- [To be done]: Collect from the data below each line with "content".

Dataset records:
-------

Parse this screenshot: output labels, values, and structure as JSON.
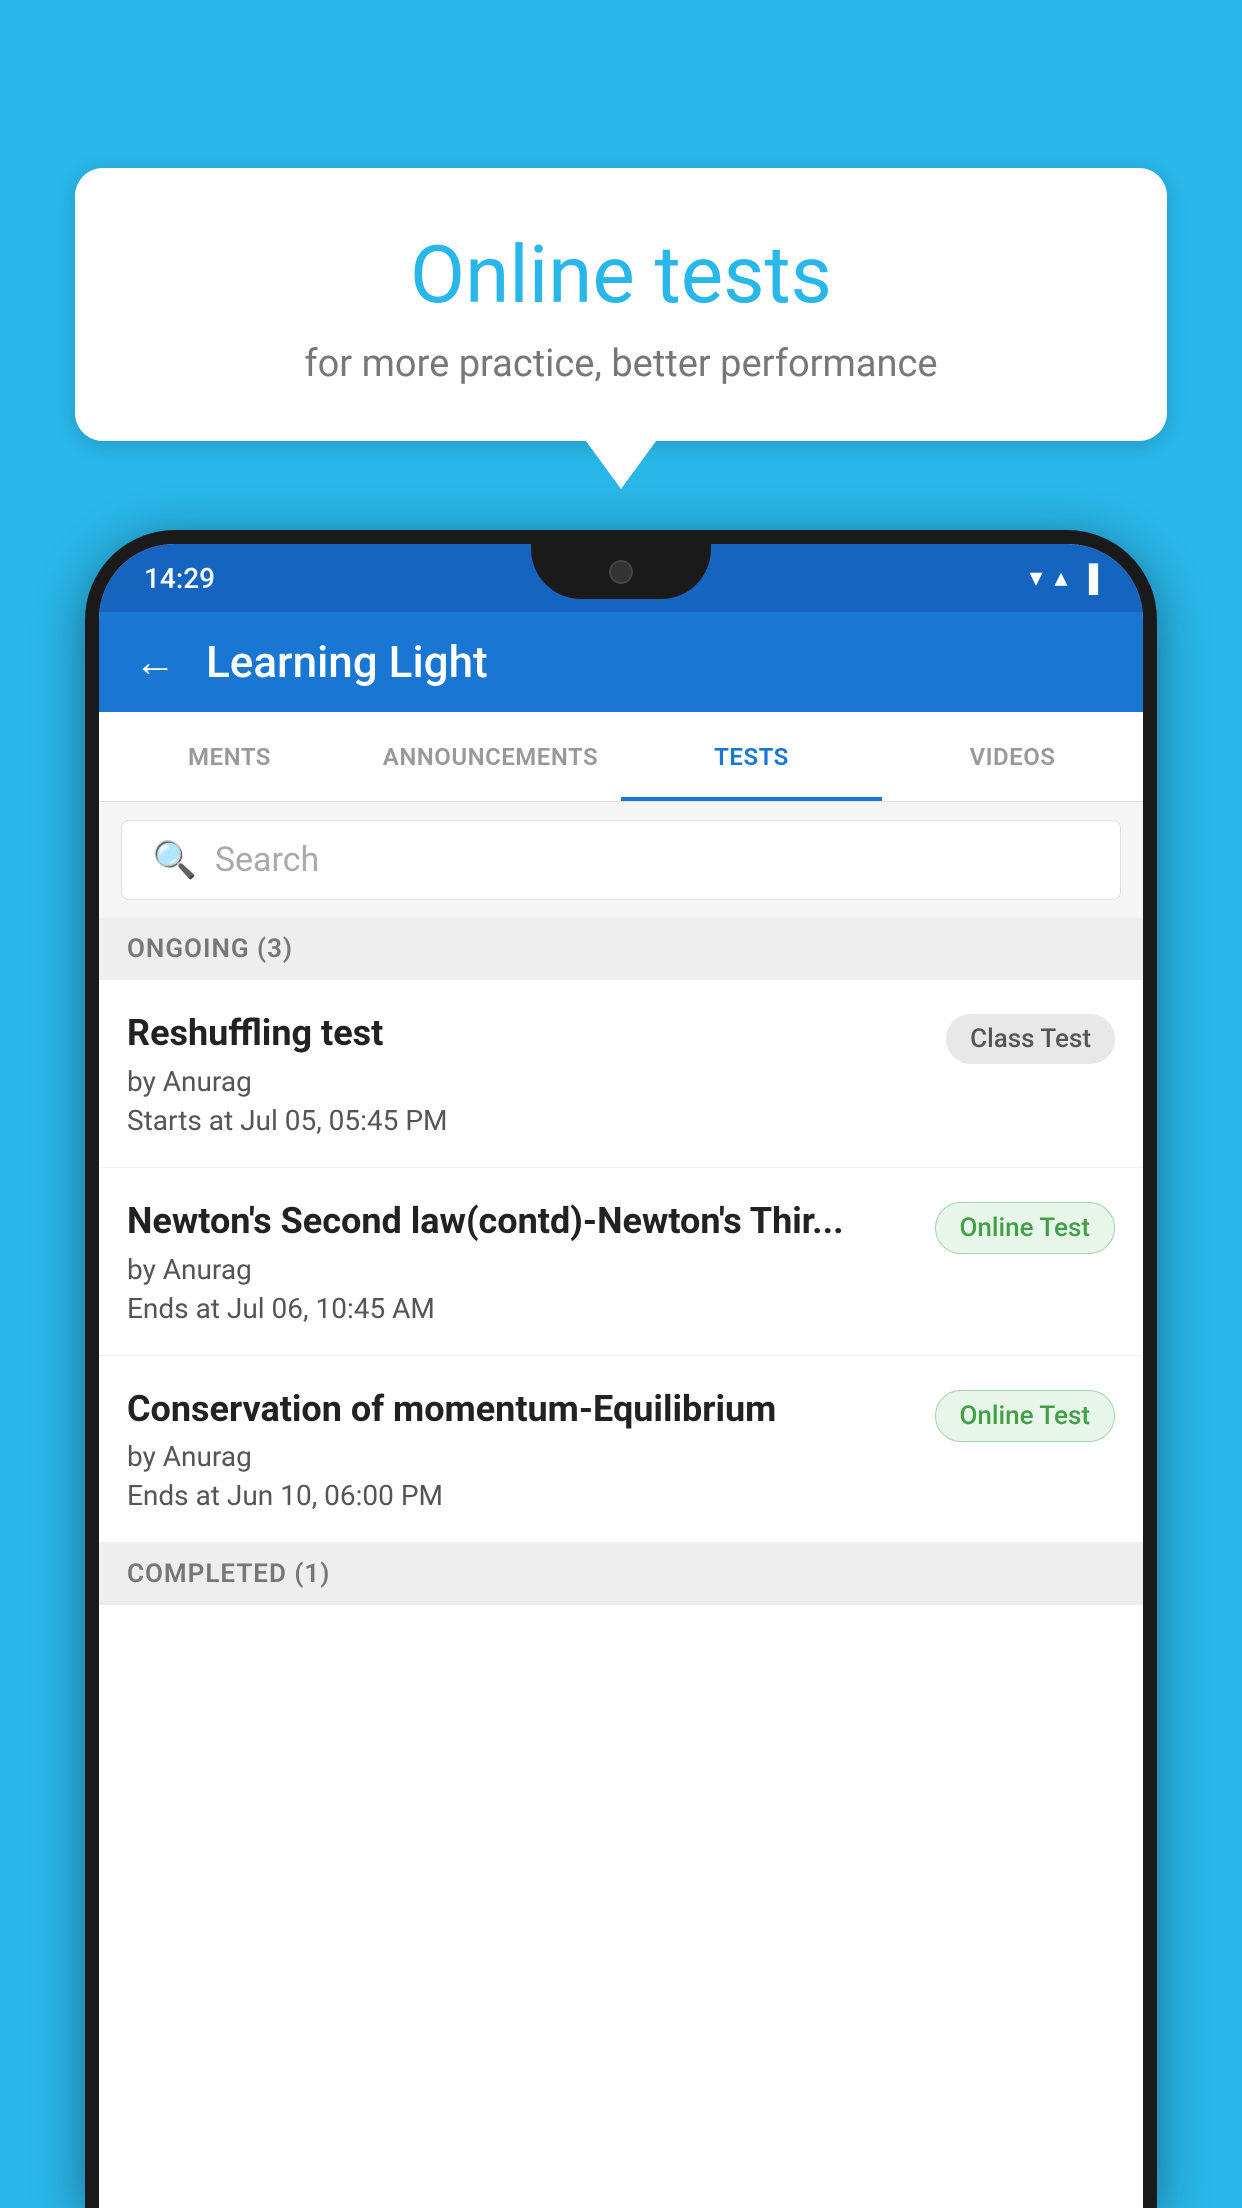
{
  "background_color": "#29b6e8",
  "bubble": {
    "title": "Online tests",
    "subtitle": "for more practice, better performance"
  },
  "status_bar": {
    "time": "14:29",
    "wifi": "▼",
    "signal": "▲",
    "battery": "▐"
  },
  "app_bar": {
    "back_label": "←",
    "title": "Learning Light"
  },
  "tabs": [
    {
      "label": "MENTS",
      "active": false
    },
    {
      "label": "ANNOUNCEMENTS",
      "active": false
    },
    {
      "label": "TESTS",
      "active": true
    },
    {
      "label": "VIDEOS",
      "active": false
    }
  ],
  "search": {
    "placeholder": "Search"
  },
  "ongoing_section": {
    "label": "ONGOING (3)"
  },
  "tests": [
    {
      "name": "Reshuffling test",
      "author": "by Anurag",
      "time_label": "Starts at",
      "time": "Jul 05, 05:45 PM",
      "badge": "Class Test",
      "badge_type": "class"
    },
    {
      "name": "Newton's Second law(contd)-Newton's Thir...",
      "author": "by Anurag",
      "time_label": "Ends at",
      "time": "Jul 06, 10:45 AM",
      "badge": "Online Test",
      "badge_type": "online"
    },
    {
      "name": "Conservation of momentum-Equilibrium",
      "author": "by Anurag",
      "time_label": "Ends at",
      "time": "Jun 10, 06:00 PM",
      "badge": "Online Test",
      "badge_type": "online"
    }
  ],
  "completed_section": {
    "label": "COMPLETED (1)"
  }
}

-------

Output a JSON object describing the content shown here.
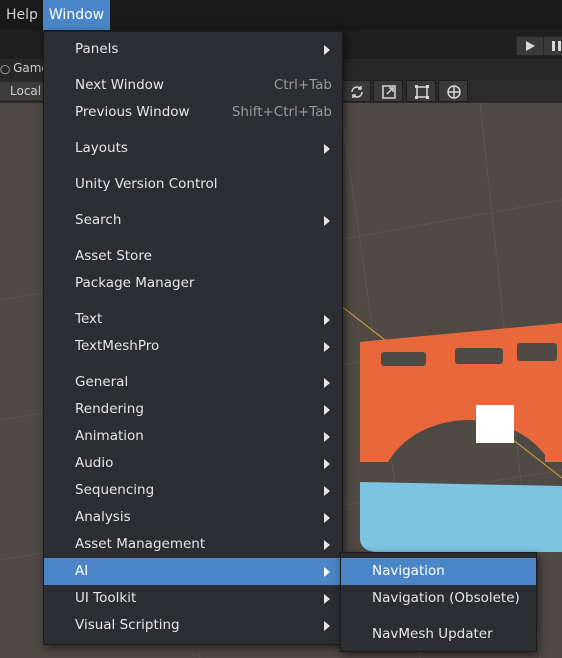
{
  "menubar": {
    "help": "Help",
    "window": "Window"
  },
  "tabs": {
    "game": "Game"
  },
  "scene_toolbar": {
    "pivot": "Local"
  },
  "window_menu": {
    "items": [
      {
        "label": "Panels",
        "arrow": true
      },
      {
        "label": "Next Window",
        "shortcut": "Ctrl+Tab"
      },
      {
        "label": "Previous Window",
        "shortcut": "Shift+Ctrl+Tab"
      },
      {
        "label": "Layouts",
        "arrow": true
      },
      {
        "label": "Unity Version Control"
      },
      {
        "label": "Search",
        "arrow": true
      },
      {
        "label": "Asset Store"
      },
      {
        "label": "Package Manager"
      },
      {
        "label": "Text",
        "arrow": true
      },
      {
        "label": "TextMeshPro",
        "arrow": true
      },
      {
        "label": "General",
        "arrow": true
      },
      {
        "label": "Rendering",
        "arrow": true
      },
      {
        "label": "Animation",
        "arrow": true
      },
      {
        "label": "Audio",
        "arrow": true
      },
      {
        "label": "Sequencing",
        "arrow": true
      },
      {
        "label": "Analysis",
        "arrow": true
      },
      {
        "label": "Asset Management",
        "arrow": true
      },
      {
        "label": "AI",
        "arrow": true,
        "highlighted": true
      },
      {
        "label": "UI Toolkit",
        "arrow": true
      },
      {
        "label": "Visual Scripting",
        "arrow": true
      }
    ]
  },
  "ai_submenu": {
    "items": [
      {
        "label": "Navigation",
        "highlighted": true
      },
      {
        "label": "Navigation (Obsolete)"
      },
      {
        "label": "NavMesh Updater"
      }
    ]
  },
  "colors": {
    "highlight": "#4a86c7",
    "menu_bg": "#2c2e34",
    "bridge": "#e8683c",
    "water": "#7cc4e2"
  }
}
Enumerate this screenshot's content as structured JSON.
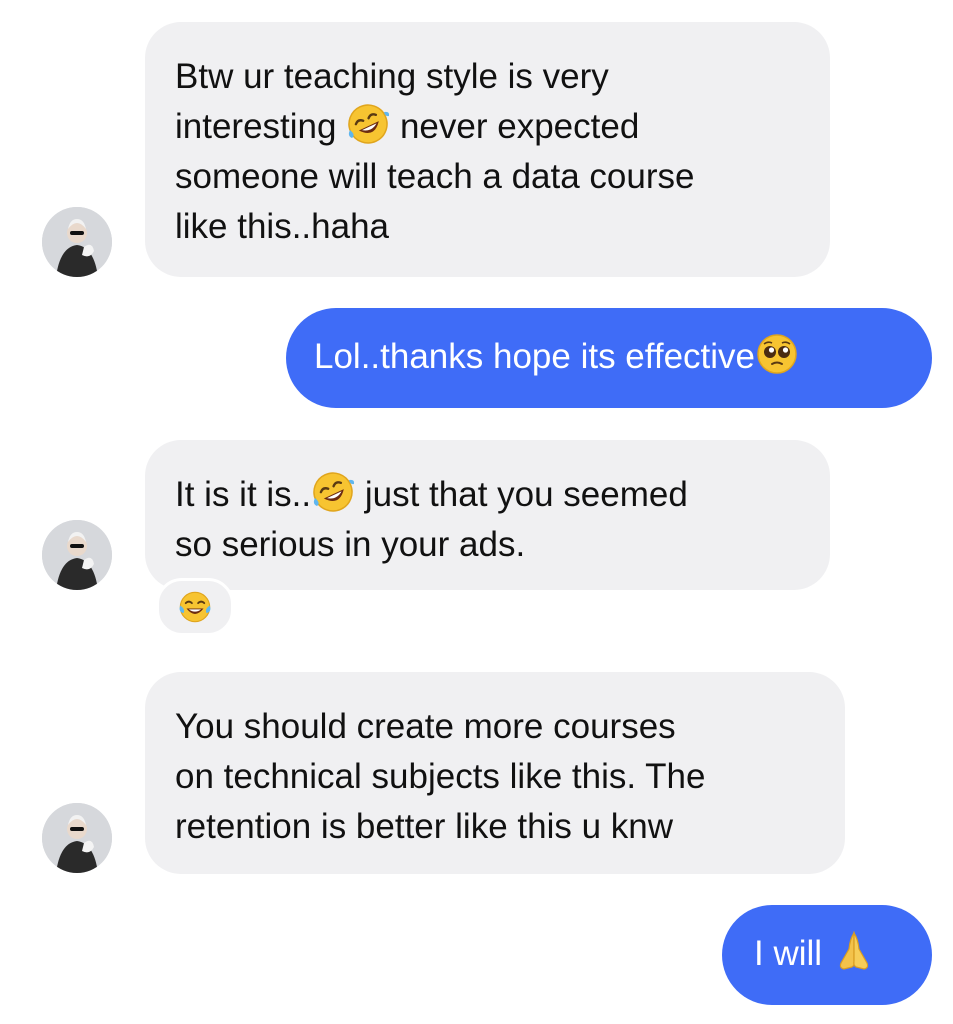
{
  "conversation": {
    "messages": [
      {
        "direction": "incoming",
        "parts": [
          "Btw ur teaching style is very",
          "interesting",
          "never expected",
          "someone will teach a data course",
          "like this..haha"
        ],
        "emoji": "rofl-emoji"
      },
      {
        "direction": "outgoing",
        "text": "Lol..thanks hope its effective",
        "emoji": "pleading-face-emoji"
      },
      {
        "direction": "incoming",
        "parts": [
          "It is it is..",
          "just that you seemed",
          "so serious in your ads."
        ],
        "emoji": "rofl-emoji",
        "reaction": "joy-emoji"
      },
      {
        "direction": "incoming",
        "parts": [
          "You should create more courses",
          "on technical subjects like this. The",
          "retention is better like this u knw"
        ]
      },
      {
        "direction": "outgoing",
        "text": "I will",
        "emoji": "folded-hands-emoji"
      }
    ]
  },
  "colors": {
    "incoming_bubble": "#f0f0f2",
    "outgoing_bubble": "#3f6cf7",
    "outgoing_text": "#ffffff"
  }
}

-------

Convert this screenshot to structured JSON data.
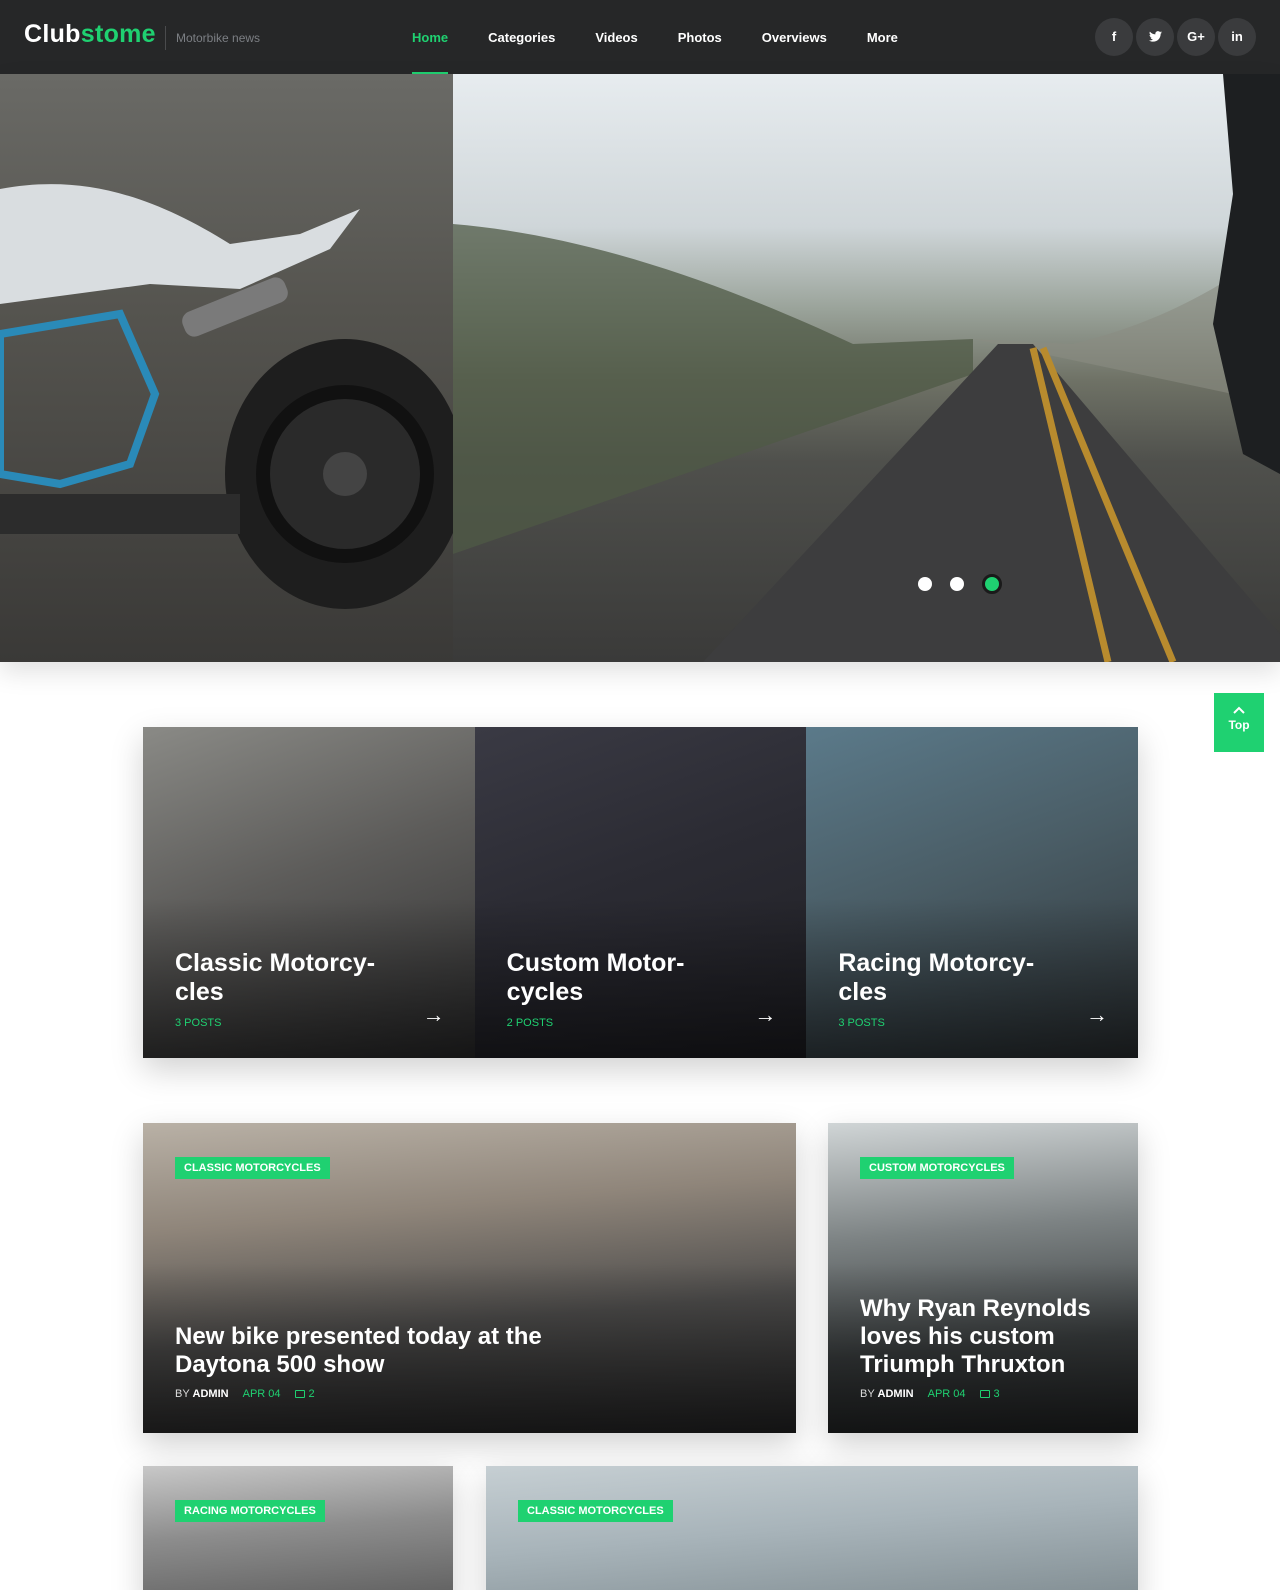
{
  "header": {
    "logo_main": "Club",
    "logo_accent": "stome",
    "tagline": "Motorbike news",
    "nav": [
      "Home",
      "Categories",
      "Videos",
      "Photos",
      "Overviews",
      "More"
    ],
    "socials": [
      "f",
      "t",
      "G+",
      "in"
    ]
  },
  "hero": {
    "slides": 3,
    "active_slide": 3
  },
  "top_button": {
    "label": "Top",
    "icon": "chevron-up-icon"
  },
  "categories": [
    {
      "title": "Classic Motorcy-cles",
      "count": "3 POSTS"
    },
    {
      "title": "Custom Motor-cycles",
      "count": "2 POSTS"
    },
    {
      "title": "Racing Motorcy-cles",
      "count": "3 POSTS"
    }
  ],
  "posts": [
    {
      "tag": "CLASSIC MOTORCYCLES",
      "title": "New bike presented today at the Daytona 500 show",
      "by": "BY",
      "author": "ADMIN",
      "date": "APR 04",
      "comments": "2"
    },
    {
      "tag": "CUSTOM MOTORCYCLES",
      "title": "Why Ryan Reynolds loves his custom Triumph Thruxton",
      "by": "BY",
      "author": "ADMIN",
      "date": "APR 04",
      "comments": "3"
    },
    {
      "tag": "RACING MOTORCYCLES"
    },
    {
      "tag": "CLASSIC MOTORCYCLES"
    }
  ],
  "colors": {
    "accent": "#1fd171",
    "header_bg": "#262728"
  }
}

-------

- [Answer for this exercise]:
Output a JSON object describing the content shown here.
Enumerate this screenshot's content as structured JSON.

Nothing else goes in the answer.